Render everything from the first line of the records down to and including the line containing "shape-key-add-button[interactable]: + <box>1000" as a JSON list of strings, one per line, with blank lines omitted.

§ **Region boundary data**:
-- begin --

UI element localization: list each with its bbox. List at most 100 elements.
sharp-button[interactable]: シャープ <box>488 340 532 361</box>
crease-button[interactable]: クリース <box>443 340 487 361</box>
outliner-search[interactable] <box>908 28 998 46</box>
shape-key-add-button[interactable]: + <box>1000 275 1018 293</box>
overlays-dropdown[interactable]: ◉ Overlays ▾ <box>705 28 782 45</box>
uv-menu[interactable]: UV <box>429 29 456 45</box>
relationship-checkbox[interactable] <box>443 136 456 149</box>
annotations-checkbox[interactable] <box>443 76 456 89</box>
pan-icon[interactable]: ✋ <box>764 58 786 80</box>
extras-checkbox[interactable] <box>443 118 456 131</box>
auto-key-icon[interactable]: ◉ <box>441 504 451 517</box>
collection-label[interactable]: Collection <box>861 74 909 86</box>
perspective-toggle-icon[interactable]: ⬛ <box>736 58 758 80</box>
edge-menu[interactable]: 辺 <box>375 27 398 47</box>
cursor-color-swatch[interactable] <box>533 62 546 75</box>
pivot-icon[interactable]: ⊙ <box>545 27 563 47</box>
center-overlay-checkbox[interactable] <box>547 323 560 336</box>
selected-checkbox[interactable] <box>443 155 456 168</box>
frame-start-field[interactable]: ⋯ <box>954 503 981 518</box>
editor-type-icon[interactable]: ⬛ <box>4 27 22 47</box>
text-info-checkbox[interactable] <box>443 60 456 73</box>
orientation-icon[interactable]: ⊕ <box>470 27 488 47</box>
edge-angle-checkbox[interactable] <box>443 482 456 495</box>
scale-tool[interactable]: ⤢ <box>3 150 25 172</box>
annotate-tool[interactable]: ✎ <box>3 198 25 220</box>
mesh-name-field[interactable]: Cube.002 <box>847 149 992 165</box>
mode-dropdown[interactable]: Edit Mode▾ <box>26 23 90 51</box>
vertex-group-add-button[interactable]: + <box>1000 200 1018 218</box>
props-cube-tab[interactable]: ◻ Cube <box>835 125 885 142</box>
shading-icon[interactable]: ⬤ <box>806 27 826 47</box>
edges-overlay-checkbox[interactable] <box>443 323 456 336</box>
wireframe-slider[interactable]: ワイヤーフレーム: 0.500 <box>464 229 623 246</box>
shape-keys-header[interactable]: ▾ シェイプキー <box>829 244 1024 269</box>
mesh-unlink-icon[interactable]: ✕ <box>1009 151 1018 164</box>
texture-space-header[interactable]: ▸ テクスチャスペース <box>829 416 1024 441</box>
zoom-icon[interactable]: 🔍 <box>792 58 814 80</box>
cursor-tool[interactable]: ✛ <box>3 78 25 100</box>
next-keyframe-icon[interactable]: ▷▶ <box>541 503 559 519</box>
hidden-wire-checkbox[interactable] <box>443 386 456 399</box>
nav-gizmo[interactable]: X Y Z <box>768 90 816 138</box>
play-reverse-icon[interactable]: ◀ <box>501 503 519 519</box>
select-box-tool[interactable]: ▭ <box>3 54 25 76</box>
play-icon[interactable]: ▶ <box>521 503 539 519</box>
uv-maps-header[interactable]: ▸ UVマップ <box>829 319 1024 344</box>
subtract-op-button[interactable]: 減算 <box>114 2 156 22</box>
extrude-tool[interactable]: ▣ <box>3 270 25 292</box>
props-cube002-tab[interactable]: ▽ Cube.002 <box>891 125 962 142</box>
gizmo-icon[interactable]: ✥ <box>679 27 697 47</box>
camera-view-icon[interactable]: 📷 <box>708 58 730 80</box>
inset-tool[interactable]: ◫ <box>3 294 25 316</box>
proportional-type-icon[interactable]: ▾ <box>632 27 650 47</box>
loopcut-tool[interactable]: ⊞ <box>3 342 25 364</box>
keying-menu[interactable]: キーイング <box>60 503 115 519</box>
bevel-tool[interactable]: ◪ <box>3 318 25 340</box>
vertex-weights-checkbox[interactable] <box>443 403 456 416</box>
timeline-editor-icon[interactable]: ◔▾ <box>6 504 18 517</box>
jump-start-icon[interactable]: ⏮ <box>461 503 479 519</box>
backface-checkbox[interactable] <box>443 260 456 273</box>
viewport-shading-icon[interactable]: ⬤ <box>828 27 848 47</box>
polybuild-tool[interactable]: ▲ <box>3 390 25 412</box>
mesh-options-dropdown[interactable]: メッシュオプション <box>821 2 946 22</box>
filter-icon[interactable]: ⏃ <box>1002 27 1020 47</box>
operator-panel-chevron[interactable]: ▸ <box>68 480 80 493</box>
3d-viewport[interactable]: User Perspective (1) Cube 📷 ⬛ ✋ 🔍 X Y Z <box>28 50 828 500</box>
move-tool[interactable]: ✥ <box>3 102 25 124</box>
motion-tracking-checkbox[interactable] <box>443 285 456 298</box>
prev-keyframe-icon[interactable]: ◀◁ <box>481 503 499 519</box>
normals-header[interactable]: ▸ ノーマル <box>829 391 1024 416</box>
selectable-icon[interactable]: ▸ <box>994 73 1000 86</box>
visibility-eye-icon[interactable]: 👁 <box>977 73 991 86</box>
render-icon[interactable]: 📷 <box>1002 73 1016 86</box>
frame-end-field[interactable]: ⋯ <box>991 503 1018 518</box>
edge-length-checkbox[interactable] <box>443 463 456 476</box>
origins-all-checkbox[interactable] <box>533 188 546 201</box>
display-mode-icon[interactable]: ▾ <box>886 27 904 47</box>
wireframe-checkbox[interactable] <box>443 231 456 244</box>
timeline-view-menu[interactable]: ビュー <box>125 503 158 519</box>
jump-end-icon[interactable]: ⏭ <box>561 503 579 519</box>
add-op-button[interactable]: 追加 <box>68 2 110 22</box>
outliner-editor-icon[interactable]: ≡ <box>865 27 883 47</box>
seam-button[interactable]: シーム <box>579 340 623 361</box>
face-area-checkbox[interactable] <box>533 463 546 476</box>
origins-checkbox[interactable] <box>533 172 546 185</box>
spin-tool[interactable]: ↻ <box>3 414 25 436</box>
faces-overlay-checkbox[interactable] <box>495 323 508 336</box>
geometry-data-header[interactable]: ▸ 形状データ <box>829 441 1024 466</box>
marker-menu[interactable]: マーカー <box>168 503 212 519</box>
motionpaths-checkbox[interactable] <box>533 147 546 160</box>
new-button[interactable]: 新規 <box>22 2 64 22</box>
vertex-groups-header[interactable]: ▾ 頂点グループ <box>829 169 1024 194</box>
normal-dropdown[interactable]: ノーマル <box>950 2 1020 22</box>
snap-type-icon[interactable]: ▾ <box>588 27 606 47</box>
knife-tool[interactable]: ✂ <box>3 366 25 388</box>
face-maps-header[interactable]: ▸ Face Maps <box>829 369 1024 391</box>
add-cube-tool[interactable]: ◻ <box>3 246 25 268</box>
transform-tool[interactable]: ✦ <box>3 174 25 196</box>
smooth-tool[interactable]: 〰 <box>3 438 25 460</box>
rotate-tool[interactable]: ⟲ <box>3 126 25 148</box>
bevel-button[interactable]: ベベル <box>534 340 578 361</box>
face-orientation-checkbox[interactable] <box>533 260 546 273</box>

-- end --

§ **PROBLEM SOLUTION**:
[
  "UI element localization: list each with its bbox. List at most 100 elements.",
  "sharp-button[interactable]: シャープ <box>488 340 532 361</box>",
  "crease-button[interactable]: クリース <box>443 340 487 361</box>",
  "outliner-search[interactable] <box>908 28 998 46</box>",
  "shape-key-add-button[interactable]: + <box>1000 275 1018 293</box>"
]